» **TASK DETAILS**:
Only the lines from the one with "Output a JSON" through the final line should be given again, exactly as they appear, minus the pictures.

» **SUPPLIED DATA**:

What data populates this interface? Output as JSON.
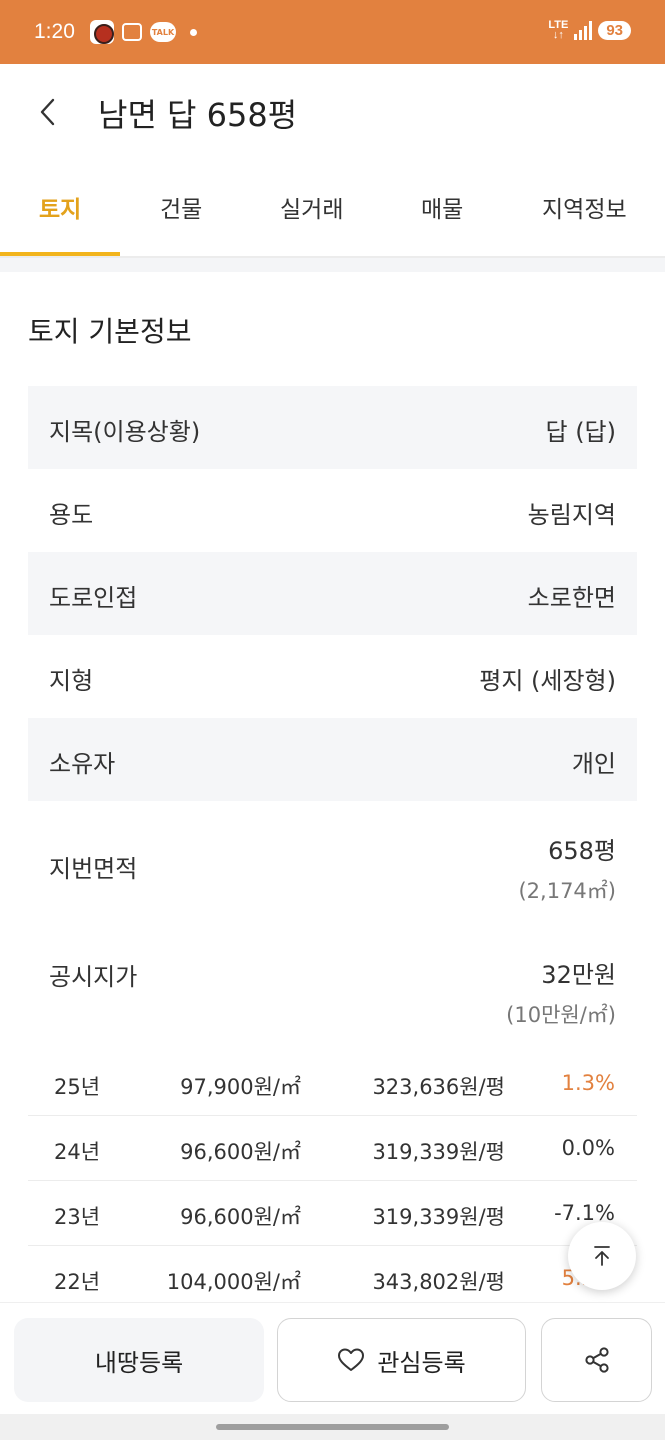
{
  "status_bar": {
    "time": "1:20",
    "talk_label": "TALK",
    "network_top": "LTE",
    "network_bottom": "↓↑",
    "battery": "93",
    "color": "#e2813f"
  },
  "header": {
    "title": "남면 답 658평",
    "back_icon": "chevron-left-icon"
  },
  "tabs": [
    {
      "label": "토지",
      "active": true
    },
    {
      "label": "건물",
      "active": false
    },
    {
      "label": "실거래",
      "active": false
    },
    {
      "label": "매물",
      "active": false
    },
    {
      "label": "지역정보",
      "active": false
    }
  ],
  "section": {
    "title": "토지 기본정보"
  },
  "info_rows": [
    {
      "label": "지목(이용상황)",
      "value": "답 (답)"
    },
    {
      "label": "용도",
      "value": "농림지역"
    },
    {
      "label": "도로인접",
      "value": "소로한면"
    },
    {
      "label": "지형",
      "value": "평지 (세장형)"
    },
    {
      "label": "소유자",
      "value": "개인"
    },
    {
      "label": "지번면적",
      "value": "658평",
      "sub": "(2,174㎡)"
    },
    {
      "label": "공시지가",
      "value": "32만원",
      "sub": "(10만원/㎡)"
    }
  ],
  "price_history": [
    {
      "year": "25년",
      "per_sqm": "97,900원/㎡",
      "per_pyeong": "323,636원/평",
      "rate": "1.3%",
      "up": true
    },
    {
      "year": "24년",
      "per_sqm": "96,600원/㎡",
      "per_pyeong": "319,339원/평",
      "rate": "0.0%",
      "up": false
    },
    {
      "year": "23년",
      "per_sqm": "96,600원/㎡",
      "per_pyeong": "319,339원/평",
      "rate": "-7.1%",
      "up": false
    },
    {
      "year": "22년",
      "per_sqm": "104,000원/㎡",
      "per_pyeong": "343,802원/평",
      "rate": "5.2%",
      "up": true
    }
  ],
  "bottom_actions": {
    "register_label": "내땅등록",
    "favorite_label": "관심등록",
    "favorite_icon": "heart-icon",
    "share_icon": "share-icon"
  },
  "colors": {
    "accent": "#f2b41c",
    "active_tab_text": "#e3a21c",
    "rate_up": "#e2813f"
  }
}
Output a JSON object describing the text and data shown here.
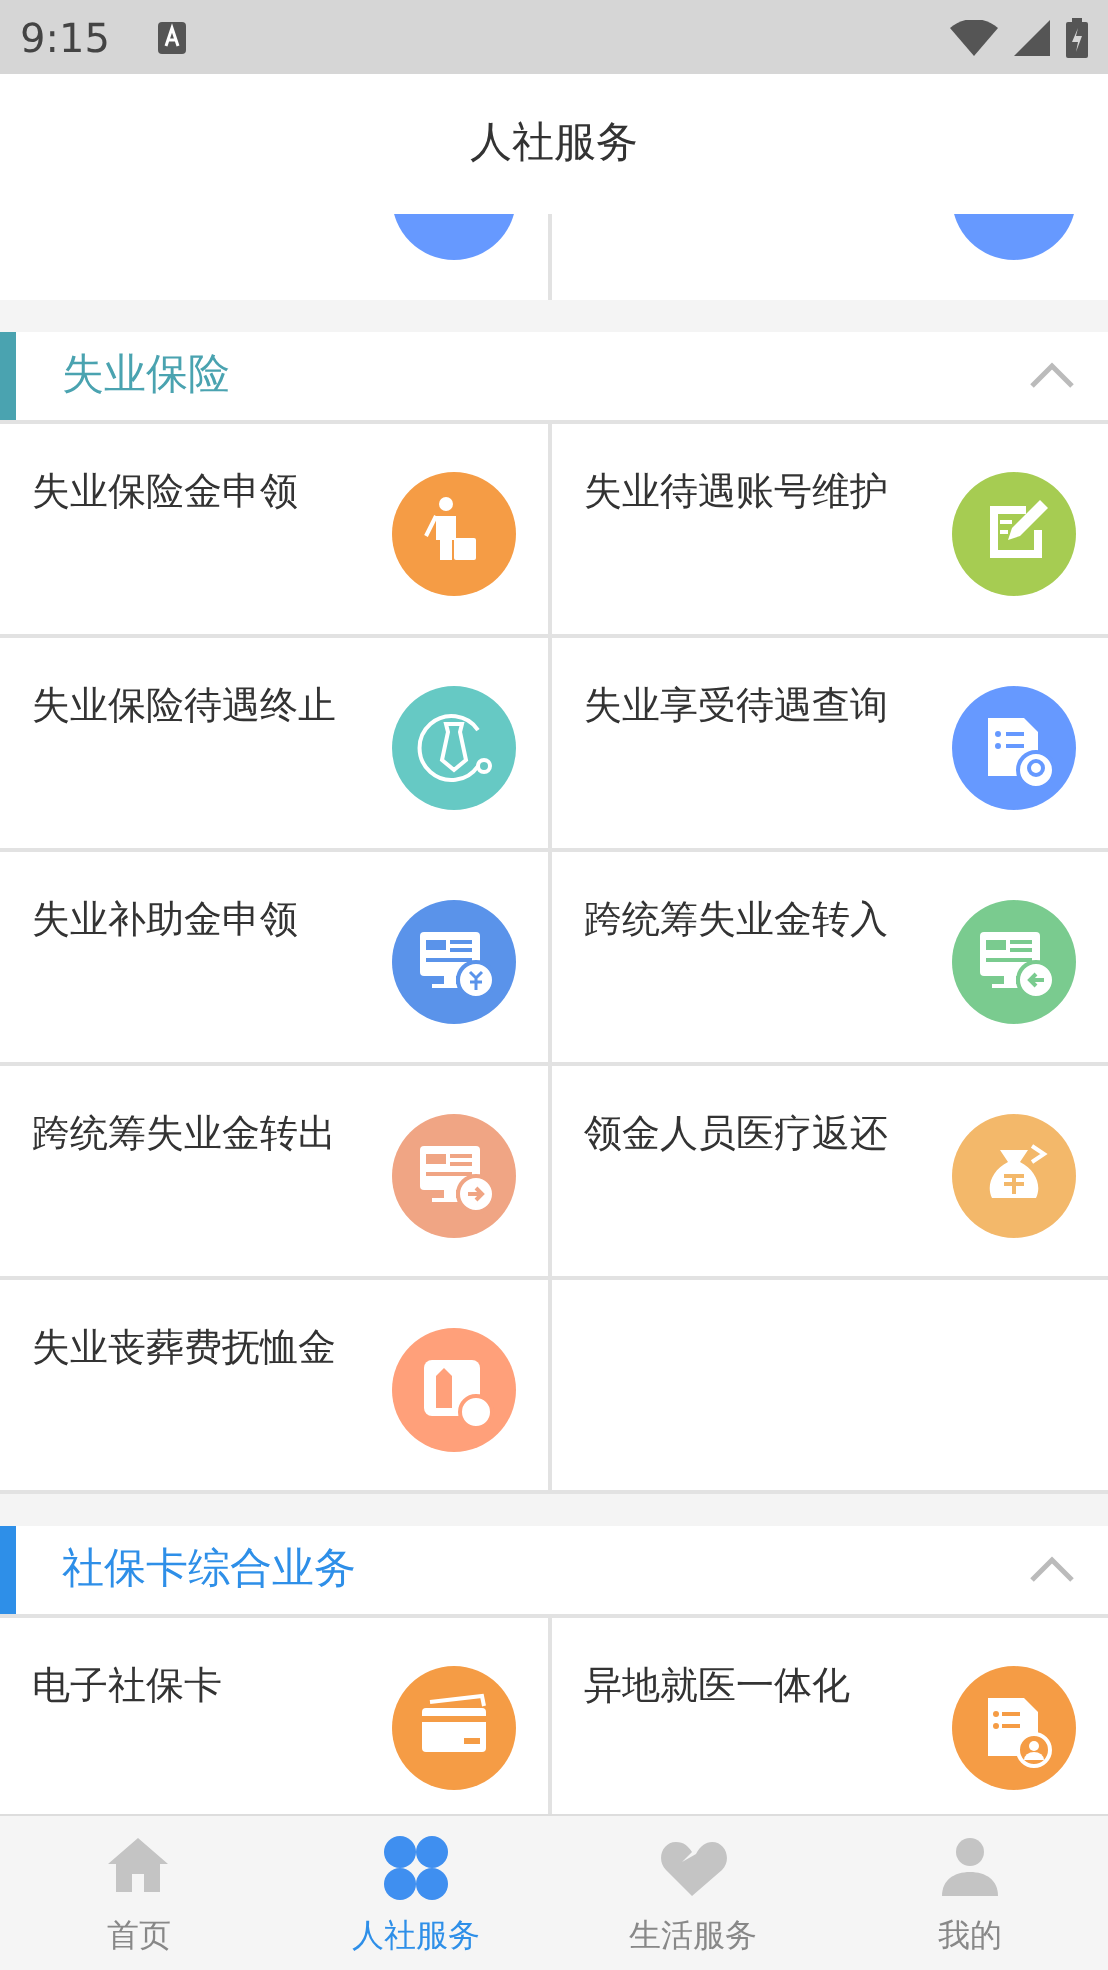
{
  "status_bar": {
    "time": "9:15"
  },
  "header": {
    "title": "人社服务"
  },
  "cut_row": [
    {
      "color": "#6699ff"
    },
    {
      "color": "#6699ff"
    }
  ],
  "sections": [
    {
      "title": "失业保险",
      "color": "#4aa3b0",
      "expanded": true,
      "items": [
        {
          "label": "失业保险金申领",
          "kind": "walker",
          "color": "#f59c45"
        },
        {
          "label": "失业待遇账号维护",
          "kind": "edit",
          "color": "#a6cc52"
        },
        {
          "label": "失业保险待遇终止",
          "kind": "tie",
          "color": "#66c9c4"
        },
        {
          "label": "失业享受待遇查询",
          "kind": "doc-search",
          "color": "#6699ff"
        },
        {
          "label": "失业补助金申领",
          "kind": "screen-yen",
          "color": "#5a93ea"
        },
        {
          "label": "跨统筹失业金转入",
          "kind": "screen-in",
          "color": "#7acb8f"
        },
        {
          "label": "跨统筹失业金转出",
          "kind": "screen-out",
          "color": "#f0a584"
        },
        {
          "label": "领金人员医疗返还",
          "kind": "bag",
          "color": "#f3b86a"
        },
        {
          "label": "失业丧葬费抚恤金",
          "kind": "stone",
          "color": "#ffa07a"
        }
      ]
    },
    {
      "title": "社保卡综合业务",
      "color": "#2e8fe8",
      "expanded": true,
      "items": [
        {
          "label": "电子社保卡",
          "kind": "card",
          "color": "#f59c45"
        },
        {
          "label": "异地就医一体化",
          "kind": "doc-person",
          "color": "#f59c45"
        }
      ]
    }
  ],
  "tabs": [
    {
      "label": "首页",
      "kind": "home",
      "selected": false
    },
    {
      "label": "人社服务",
      "kind": "clover",
      "selected": true
    },
    {
      "label": "生活服务",
      "kind": "heart",
      "selected": false
    },
    {
      "label": "我的",
      "kind": "person",
      "selected": false
    }
  ]
}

» **EXERCISE OUTPUT**:
Output a JSON object describing the text and data shown here.
{
  "status_bar": {
    "time": "9:15"
  },
  "header": {
    "title": "人社服务"
  },
  "cut_row": [
    {
      "color": "#6699ff"
    },
    {
      "color": "#6699ff"
    }
  ],
  "sections": [
    {
      "title": "失业保险",
      "color": "#4aa3b0",
      "expanded": true,
      "items": [
        {
          "label": "失业保险金申领",
          "kind": "walker",
          "color": "#f59c45"
        },
        {
          "label": "失业待遇账号维护",
          "kind": "edit",
          "color": "#a6cc52"
        },
        {
          "label": "失业保险待遇终止",
          "kind": "tie",
          "color": "#66c9c4"
        },
        {
          "label": "失业享受待遇查询",
          "kind": "doc-search",
          "color": "#6699ff"
        },
        {
          "label": "失业补助金申领",
          "kind": "screen-yen",
          "color": "#5a93ea"
        },
        {
          "label": "跨统筹失业金转入",
          "kind": "screen-in",
          "color": "#7acb8f"
        },
        {
          "label": "跨统筹失业金转出",
          "kind": "screen-out",
          "color": "#f0a584"
        },
        {
          "label": "领金人员医疗返还",
          "kind": "bag",
          "color": "#f3b86a"
        },
        {
          "label": "失业丧葬费抚恤金",
          "kind": "stone",
          "color": "#ffa07a"
        }
      ]
    },
    {
      "title": "社保卡综合业务",
      "color": "#2e8fe8",
      "expanded": true,
      "items": [
        {
          "label": "电子社保卡",
          "kind": "card",
          "color": "#f59c45"
        },
        {
          "label": "异地就医一体化",
          "kind": "doc-person",
          "color": "#f59c45"
        }
      ]
    }
  ],
  "tabs": [
    {
      "label": "首页",
      "kind": "home",
      "selected": false
    },
    {
      "label": "人社服务",
      "kind": "clover",
      "selected": true
    },
    {
      "label": "生活服务",
      "kind": "heart",
      "selected": false
    },
    {
      "label": "我的",
      "kind": "person",
      "selected": false
    }
  ]
}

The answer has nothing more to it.